**EXERCISE PROMPT:**
Extend the article on how the South African Bone Marrow Registry finds donor matches, picking up after its last sentence.

**PASSAGE:**
The miracle match – bone marrow transplant

September 26, 2018 Word for Word Media 0Comment

The chance of finding a matching bone marrow donor for a critically ill patient is just one in 100 000. But thanks to medical technology, shared international databases and the spirit of global cooperation, the South African Bone Marrow Registry (SABMR) regularly finds that perfect match.

For a child or adult with a life-threatening blood disease, like leukaemia, a bone marrow transplant can offer the greatest gift imaginable:  a second chance at life. 

Bone marrow transplantation is unique medical work. It involves destroying an individual’s entire immune system and replacing it with one from somebody in the general population who’s like an identical twin.

Founded in 1991, at Groote Schuur Hospital in Cape Town, the SABMR  is a non-profit organisation accredited with the World Marrow Donor Association. The Registry finds matches, coordinates the collection    of bone marrow stem cells from the donor, often from overseas, and transports them by courier, ensuring the precious bag of live stem cells arrives at the patient’s hospital bedside within 72 hours. 

Last year the SABMR facilitated the stem cell transplant of 45 local patients and five international patients; to date, it has facilitated 439 local transplants and provided stem cells to 27 patients internationally. 

The search is on

Immediately after a doctor contacts the SABMR on behalf of a patient, the SABMR begins looking for a match. The first step is a computer-based search, in which the Registry searches its own local database and those of its international partners. Through partnerships with overseas registries and cord blood banks, the SABMR has access to over 32 million donors worldwide. This preliminary search gives information about the number of potential stem cell donors that match a patient’s tissue typing and how close the matches are. 

Next, possible donors are asked to have additional blood tests. The short-listed donors undergo a series of advanced laboratory tests to further establish their suitability, including high-resolution typing at various matching points.

**STUDY MATERIAL:**
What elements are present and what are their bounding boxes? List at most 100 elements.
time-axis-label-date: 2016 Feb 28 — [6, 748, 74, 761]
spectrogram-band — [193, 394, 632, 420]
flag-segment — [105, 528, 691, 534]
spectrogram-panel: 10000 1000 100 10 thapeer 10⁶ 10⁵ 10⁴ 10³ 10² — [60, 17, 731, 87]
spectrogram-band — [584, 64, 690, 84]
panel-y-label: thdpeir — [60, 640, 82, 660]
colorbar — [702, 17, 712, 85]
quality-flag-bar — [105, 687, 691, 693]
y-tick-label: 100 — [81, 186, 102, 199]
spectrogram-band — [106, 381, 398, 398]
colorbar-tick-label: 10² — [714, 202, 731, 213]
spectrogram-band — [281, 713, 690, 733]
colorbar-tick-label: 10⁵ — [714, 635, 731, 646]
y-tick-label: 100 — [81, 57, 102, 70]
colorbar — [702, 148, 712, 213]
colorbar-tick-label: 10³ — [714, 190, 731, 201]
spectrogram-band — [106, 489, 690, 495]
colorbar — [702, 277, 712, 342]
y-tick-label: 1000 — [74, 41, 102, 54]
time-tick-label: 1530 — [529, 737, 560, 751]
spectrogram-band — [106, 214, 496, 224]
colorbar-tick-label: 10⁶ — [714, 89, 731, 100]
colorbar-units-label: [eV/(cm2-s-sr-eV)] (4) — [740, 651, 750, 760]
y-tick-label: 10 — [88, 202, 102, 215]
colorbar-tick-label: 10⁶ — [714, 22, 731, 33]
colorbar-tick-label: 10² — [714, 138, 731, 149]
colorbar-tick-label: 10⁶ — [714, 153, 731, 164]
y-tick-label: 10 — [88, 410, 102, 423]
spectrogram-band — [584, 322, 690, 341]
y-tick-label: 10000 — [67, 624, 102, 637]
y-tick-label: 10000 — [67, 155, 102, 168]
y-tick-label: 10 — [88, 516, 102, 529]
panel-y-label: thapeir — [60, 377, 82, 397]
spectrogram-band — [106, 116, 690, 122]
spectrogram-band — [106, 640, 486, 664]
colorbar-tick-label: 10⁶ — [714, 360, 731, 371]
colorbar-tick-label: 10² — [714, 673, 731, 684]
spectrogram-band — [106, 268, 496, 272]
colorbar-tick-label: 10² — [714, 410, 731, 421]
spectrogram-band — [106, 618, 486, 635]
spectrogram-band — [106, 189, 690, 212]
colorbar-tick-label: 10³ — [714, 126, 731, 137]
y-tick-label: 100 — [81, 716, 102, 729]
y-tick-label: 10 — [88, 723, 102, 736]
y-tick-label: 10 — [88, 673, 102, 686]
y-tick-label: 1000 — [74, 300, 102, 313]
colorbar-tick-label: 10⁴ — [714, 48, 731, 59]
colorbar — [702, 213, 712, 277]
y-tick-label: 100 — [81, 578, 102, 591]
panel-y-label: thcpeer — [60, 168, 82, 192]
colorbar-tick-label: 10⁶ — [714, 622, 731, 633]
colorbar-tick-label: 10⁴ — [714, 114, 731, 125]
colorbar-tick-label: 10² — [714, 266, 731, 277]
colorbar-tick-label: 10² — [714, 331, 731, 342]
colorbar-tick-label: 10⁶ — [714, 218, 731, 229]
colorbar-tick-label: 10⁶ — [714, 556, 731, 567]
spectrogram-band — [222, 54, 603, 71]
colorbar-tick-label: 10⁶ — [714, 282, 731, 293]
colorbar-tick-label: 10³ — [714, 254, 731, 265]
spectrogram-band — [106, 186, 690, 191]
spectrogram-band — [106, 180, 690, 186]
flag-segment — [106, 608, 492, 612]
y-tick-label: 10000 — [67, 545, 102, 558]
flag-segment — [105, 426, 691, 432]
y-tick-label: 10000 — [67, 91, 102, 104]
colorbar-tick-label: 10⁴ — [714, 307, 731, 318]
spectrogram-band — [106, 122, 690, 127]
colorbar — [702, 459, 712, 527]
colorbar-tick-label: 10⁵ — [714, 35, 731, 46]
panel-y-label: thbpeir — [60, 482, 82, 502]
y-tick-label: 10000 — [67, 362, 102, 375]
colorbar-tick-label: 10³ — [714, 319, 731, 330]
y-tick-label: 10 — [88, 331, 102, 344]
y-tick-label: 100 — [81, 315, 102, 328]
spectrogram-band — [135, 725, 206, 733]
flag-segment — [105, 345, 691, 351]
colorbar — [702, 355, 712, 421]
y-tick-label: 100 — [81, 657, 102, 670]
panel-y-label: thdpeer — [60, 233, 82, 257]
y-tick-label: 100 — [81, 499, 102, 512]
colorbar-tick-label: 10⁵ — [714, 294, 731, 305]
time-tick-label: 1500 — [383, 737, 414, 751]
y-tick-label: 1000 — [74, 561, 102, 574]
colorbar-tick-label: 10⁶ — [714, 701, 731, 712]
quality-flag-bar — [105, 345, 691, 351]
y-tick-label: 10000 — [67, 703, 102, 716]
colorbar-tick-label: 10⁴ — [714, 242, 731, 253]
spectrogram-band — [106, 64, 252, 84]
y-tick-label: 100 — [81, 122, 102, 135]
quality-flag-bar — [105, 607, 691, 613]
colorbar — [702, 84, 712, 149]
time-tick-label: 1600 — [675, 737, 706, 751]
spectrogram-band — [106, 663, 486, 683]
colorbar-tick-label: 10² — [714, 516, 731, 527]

**RESPONSE BOX:**
Finding the needle in the haystack faster

The main problem is that the chance of finding a compatible donor is only one in 100 000. Family members, especially siblings, are generally most suitable, but because today’s average family is small, only 30% of patients will have a compatible sibling. For the other 70%, their only hope is to find a match via the SABMR. 

If a patient has an uncommon  tissue type, the odds are even slimmer.SABMR search coordinator, Alicia Venter, says, “It’s a well-known fact that it’s harder to find a match for patients of ‘mixed race’, such as our coloured population.” Far more local donors are needed on the Registry, as South Africa has a genetically diverse population and a match is usually found within the same ethnic group as a patient. “We need better representation of under-represented population groups – black and coloured – on the Registry,” says Alicia. 

Fortunately, the SABMR is improving the tissue-typing of its donors, both the new recruits and those already listed. Made possible    by the more sensitive technology now available, detailed tissue-typing will expedite the process. “Better-typed donors on the database will shorten  the time it takes to find the life-saving match faster,” says Dr Charlotte Ingram, medical director of SABMR.

How can you help?

Any healthy person between the age of 18 and 45 can register as a bone marrow donor. See www.sabmr.co.za, call (021) 447 8638 or email [email protected]. 

The SABMR now offers easy do-it-yourself sampling for prospective donors using a buccal swab kit. The boxes are made available at many locations nationwide and a collection service has been set up to support this. 

Alternatively, donate funds to the SABMR, which relies on donations to continue its work.

sabmrAbout bone marrow donation

Bone marrow tissue produces red blood cells to carry oxygen, white blood cells to fight infection and platelets to prevent bleeding. After a transplant – effectively a transfusion, where the stem cells are trickled into the recipient’s bloodstream via an intravenous line – the donor’s bone marrow stem cells travel to cavities in the recipient’s large bones and start producing normal blood. Bone marrow stem cells are usually harvested in a process similar to blood donation: stem cells are filtered out, and the rest of the donor’s blood is returned to the body. Under very particular conditions, a SABMR donor may be approached to donate bone marrow (harvested with needles inserted into the pelvic bones) instead of peripheral blood stem cells, to ensure better engraftment for child patients, for example.

Catriona Ross

MEET OUR EXPERT – Catriona Ross

Catriona Ross is a journalist and author. She has written several books, including The Peacock Book Project Workbook and An Uncommon Gift: The story of the South African Bone Marrow Registry and the lives changed by stem cell donation.